* To do:
1. From the passage on corneal nerve measurements in diabetes, quote everything from "Furthermore the study" down to "the CCM results.".
2. In the passage on corneal nerve measurements in diabetes, what CNFL value did controls have in the study by Stem et al.?
3. Proceed with the passage on corneal nerve measurements in diabetes, picking up after its last sentence.

* Provided text:
*-*-*
In contrast with other studies Quattrini et al. [6] showed statistically significant reduction of CNFD and CNBD but not CNFL between controls and patients with T1DM and T2DM. Interestingly, the range of the CNFL results differs highly from our results (e.g. 3.87 ± 0.62 in patients with mild DPN vs. 13.37 ± 4.25 in the comparable group in our study). This study was conducted using a different device (Confoscan corneal confocal microscope model P4 Tomey, Erlangen, Germany) and different image analysis software (Scion Image for Windows; Scion, Frederick, MD).

Furthermore the study group of Stem et al. [49] used CCM to examine the relationship between CNFL and DPN status in patients with T1DM or T2DM. Their results show that patients with T2DM and mild DPN did not have lower CNFL compared to controls. Patients with T2DM and severe DPN had lower CNFL (12.5 ± 5.1) compared to controls (20.7 ± 1.7) (p = 0.009), patients with T1DM without DPN also had lower CNFL (15.1 ± 1.9) relative to controls (p = 0.033), but those with mild DPN did not exhibit significantly lower CNFL compared to controls (p = 1.000). We can assume that not only duration but also the type of diabetes may influence the CCM results.
*-*-*
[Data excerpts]

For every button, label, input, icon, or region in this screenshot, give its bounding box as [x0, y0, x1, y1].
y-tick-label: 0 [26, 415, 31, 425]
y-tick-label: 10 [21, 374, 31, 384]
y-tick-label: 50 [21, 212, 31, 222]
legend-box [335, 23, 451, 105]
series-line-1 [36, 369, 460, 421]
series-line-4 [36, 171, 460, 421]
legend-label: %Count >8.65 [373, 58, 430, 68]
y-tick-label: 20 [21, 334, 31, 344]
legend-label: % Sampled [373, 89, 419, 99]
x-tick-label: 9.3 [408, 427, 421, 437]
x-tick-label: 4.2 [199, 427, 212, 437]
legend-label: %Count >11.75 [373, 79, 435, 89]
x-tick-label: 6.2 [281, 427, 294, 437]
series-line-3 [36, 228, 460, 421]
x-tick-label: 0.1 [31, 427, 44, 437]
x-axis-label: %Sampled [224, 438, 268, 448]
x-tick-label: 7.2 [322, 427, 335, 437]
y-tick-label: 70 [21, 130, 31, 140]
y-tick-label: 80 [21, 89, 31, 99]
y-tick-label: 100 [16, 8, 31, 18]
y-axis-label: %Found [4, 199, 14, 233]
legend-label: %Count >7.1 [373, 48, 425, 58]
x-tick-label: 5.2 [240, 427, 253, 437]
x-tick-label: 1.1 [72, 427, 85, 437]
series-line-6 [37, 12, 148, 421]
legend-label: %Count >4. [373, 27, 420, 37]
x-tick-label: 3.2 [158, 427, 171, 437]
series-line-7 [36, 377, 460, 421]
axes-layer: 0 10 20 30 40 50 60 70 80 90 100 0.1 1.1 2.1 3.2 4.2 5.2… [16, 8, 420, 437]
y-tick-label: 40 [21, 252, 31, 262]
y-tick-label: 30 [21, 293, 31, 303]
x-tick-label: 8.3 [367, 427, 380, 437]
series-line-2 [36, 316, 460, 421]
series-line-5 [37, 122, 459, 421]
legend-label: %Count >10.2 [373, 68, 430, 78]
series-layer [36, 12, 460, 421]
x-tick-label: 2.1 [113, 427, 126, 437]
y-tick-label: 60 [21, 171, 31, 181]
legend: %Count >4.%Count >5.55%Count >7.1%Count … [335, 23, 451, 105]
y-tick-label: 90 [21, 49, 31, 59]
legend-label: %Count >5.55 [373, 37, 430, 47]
*-*-*
* Responses per task:
1.
Furthermore the study group of Stem et al. [49] used CCM to examine the relationship between CNFL and DPN status in patients with T1DM or T2DM. Their results show that patients with T2DM and mild DPN did not have lower CNFL compared to controls. Patients with T2DM and severe DPN had lower CNFL (12.5 ± 5.1) compared to controls (20.7 ± 1.7) (p = 0.009), patients with T1DM without DPN also had lower CNFL (15.1 ± 1.9) relative to controls (p = 0.033), but those with mild DPN did not exhibit significantly lower CNFL compared to controls (p = 1.000). We can assume that not only duration but also the type of diabetes may influence the CCM results.

2. 20.7 ± 1.7

3.
This hypothesis was proved by Ferdousi et al. [50], whose study showed greater corneal nerve fibre loss in individuals with T1DM compared to T2DM, and also strong association with other risk factors. Moreover a study from Kheirkhah et al. [51] compared CNFD between standard vs. wide-field images of SNP and found no significant difference between them (17.10 ± 6.10 vs. 17.17 ± 5.60). According to that study there is no benefit using wide-field composite imaging. Unfortunately, that study does not mention the other SNP parameters CNFL and CNBD.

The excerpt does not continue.